Every line holding the string "data" is to be copied from the entries below.

Content starts

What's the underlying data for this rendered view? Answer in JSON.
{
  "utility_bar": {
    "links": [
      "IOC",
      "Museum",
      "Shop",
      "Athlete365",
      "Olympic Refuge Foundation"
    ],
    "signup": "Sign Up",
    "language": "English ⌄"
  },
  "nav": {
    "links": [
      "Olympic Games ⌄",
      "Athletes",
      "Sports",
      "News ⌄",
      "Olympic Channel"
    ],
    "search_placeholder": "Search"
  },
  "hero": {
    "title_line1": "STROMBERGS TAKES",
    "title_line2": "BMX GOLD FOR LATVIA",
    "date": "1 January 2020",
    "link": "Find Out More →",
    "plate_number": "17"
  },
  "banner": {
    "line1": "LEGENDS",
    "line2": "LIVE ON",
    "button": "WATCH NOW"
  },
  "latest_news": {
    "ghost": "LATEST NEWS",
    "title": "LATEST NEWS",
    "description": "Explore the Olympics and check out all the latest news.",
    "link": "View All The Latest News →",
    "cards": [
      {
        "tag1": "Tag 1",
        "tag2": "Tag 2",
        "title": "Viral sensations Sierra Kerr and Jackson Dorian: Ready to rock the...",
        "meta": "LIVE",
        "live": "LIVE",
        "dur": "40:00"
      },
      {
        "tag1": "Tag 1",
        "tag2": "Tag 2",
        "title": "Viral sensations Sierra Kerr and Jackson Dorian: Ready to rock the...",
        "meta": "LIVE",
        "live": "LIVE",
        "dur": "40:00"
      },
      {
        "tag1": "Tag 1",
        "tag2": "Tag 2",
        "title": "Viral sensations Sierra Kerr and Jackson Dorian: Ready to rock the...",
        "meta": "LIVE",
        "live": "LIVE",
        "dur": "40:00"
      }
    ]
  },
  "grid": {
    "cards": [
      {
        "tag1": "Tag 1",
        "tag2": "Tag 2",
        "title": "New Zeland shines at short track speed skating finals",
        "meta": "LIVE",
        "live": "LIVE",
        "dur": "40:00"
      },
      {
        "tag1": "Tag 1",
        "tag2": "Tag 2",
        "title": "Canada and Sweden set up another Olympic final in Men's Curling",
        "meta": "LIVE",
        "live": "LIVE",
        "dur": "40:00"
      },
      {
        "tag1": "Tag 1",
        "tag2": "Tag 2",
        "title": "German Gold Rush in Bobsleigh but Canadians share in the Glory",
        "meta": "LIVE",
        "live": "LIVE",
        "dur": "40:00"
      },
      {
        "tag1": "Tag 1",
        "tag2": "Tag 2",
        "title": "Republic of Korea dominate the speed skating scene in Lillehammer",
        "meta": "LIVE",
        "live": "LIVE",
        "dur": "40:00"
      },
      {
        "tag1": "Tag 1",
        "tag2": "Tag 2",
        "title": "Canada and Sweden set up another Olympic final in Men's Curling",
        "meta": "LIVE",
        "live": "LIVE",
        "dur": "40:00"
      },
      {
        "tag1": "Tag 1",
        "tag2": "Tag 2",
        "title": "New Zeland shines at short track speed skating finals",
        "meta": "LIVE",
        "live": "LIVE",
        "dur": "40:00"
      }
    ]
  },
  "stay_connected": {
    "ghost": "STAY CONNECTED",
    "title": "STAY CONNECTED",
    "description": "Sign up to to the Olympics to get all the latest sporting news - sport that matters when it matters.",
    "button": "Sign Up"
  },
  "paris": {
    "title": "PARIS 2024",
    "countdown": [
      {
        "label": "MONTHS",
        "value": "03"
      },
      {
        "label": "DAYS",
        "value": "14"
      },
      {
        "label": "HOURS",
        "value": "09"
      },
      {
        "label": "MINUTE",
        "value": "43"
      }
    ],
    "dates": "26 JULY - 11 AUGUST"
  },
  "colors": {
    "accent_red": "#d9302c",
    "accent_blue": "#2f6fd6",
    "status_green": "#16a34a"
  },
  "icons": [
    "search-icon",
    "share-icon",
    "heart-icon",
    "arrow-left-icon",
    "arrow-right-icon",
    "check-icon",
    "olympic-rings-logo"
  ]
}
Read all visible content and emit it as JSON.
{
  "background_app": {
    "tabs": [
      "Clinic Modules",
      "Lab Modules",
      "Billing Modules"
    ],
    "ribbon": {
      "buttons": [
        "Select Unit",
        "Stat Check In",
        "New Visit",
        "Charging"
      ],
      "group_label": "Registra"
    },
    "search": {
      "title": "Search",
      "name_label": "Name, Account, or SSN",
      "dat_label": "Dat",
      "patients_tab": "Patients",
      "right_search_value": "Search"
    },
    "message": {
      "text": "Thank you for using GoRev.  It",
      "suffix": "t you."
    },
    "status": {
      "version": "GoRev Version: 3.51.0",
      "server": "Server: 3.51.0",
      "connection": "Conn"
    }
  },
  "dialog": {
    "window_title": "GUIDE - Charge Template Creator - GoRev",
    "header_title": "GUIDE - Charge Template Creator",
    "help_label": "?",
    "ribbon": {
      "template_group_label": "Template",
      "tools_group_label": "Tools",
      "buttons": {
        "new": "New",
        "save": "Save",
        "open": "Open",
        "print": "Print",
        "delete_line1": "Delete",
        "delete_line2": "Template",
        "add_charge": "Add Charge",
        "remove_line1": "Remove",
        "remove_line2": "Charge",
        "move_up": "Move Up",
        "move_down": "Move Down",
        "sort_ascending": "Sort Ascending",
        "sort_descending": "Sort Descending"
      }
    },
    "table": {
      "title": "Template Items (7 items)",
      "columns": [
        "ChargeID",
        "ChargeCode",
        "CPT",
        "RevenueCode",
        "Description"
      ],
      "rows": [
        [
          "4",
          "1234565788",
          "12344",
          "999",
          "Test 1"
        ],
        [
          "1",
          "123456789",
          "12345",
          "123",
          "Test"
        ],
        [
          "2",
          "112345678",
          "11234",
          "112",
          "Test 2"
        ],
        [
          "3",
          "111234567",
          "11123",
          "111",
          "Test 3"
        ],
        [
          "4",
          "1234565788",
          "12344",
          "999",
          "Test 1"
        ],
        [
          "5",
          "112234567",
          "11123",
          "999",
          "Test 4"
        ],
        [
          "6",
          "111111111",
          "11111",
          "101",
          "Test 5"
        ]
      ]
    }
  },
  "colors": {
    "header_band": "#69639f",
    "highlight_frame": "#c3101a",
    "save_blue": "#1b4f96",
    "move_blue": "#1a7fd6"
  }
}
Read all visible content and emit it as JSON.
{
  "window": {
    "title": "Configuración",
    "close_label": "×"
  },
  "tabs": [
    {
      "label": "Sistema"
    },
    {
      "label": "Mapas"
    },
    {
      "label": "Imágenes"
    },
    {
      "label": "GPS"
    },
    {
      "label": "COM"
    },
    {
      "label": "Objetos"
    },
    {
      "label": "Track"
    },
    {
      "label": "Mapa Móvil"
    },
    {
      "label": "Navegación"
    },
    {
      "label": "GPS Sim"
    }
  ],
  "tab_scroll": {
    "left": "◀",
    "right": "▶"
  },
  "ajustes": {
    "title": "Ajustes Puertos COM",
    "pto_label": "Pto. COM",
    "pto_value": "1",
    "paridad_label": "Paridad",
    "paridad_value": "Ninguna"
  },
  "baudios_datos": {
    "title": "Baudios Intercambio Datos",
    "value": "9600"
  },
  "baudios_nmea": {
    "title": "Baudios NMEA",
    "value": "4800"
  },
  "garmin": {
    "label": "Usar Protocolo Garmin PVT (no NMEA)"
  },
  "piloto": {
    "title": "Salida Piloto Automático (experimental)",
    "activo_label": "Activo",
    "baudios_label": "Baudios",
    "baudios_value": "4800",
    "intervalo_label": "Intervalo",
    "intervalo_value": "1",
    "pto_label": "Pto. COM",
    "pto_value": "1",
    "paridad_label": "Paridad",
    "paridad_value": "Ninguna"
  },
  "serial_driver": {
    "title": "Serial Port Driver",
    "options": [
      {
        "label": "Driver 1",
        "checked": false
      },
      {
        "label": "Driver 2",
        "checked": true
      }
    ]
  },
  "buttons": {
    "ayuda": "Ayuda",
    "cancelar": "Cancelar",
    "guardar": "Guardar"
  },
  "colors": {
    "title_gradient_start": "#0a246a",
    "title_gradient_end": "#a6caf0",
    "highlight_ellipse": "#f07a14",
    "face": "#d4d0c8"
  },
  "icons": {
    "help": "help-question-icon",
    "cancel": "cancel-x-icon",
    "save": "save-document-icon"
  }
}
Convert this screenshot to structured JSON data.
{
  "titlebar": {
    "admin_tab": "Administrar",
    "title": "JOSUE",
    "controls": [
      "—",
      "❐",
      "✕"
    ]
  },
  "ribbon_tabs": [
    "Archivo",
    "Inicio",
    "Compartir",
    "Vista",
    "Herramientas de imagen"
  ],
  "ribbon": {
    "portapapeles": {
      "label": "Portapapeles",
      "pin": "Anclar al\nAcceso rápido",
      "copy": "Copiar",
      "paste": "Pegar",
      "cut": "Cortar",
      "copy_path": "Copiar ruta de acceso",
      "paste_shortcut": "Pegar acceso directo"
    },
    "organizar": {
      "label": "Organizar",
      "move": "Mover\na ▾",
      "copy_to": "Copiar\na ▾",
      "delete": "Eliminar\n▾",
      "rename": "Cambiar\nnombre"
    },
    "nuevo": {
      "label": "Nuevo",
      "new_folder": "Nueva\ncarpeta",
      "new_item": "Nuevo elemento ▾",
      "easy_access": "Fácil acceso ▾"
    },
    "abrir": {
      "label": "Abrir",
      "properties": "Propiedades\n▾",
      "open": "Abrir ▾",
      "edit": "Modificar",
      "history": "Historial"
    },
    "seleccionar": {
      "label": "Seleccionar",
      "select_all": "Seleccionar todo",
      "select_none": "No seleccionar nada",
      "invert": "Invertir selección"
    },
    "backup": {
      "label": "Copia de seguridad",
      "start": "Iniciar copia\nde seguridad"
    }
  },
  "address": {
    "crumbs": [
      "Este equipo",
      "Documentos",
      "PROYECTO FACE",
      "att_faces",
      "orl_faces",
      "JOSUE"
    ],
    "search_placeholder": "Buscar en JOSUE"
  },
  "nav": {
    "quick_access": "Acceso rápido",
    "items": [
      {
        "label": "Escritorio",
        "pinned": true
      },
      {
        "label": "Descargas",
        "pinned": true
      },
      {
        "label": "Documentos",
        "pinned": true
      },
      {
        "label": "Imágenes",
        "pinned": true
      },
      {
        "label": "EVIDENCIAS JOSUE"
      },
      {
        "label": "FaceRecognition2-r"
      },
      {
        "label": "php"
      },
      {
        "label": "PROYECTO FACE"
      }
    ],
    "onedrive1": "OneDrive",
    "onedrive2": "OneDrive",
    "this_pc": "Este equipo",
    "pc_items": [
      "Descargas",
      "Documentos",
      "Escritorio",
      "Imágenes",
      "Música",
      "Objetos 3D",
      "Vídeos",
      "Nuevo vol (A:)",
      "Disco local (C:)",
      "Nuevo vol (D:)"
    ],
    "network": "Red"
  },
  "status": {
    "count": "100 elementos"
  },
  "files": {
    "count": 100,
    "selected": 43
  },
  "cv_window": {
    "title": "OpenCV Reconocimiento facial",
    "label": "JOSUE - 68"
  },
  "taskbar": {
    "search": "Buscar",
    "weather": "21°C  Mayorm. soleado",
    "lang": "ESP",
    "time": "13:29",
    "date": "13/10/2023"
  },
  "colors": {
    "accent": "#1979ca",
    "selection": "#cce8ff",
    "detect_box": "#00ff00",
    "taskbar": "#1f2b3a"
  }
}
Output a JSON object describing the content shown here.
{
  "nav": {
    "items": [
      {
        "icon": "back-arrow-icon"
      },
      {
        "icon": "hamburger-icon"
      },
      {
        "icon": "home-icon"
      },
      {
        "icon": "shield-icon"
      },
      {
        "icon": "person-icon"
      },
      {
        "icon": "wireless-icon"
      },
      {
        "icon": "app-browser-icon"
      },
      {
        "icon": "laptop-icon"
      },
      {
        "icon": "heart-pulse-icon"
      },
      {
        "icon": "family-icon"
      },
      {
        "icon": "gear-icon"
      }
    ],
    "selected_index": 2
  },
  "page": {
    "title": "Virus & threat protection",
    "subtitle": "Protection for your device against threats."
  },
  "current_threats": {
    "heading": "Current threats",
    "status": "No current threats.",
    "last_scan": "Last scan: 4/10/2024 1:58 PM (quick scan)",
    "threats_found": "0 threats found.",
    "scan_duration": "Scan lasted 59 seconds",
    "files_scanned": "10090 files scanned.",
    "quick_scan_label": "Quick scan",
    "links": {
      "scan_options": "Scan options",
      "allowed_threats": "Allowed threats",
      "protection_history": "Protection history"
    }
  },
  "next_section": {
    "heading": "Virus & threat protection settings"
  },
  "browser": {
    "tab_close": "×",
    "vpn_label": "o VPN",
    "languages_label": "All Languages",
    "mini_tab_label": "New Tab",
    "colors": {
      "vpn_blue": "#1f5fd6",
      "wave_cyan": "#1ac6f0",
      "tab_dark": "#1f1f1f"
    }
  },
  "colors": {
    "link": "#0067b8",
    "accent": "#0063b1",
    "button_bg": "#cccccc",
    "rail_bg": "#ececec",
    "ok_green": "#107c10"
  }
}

Content ends

EXERCISE OUTPUT:
What's the underlying data for this rendered view? Answer in JSON.
Convert this screenshot to structured JSON data.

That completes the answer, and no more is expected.